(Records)

..............................

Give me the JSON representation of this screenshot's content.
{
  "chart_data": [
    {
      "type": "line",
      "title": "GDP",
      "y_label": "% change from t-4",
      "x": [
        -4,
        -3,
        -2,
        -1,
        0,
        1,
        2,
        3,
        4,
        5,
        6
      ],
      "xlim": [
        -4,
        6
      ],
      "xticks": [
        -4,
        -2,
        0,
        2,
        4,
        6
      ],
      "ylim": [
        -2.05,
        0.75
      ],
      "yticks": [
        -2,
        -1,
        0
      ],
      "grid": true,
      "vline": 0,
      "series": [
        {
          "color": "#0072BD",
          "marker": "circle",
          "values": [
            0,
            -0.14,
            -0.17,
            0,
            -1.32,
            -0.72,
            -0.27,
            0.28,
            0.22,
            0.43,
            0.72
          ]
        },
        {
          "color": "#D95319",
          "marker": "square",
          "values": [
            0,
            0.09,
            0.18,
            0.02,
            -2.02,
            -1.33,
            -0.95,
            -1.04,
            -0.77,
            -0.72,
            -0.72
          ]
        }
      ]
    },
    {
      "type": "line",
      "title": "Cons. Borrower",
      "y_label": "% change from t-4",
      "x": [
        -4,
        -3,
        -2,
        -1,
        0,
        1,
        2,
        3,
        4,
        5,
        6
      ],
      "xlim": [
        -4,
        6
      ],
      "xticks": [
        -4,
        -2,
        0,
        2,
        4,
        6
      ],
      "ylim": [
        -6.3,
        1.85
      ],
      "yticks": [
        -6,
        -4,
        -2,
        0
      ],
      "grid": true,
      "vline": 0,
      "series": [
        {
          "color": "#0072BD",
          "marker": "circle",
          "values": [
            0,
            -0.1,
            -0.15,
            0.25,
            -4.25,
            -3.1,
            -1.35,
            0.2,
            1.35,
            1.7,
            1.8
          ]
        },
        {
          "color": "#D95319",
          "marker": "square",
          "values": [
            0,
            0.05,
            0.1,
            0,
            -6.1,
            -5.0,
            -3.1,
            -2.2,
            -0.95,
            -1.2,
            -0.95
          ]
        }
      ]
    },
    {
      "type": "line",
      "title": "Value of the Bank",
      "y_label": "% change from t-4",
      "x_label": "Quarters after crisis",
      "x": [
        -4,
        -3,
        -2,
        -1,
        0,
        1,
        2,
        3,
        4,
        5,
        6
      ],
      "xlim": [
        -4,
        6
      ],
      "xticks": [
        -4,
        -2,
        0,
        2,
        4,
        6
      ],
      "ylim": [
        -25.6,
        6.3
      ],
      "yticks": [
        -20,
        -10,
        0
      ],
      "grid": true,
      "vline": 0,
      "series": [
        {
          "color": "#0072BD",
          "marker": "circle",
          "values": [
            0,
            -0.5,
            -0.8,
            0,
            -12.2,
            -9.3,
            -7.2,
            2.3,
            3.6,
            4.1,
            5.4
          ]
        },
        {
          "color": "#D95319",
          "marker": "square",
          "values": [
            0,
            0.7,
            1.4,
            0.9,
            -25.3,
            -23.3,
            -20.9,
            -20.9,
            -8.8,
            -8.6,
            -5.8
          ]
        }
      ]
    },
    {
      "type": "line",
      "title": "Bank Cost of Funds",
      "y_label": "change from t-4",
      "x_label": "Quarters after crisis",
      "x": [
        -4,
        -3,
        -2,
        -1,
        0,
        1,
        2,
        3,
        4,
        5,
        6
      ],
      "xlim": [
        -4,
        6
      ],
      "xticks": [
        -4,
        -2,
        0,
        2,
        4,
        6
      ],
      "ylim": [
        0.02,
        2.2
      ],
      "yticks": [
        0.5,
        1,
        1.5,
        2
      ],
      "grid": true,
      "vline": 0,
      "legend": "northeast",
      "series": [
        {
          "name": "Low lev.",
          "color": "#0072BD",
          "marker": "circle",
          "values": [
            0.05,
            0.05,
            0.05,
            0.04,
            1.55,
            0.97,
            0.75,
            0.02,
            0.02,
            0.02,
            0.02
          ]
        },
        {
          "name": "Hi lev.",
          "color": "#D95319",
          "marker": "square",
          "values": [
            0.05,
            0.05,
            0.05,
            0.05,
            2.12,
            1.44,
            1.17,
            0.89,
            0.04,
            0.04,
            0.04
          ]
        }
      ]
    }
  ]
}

..............................

_WHAT YOU ARE ASKED TO DO_: Look through the listing and extract every line with "Bank" in it.

_EXERCISE RESULT_:
      "title": "Value of the Bank",
      "title": "Bank Cost of Funds",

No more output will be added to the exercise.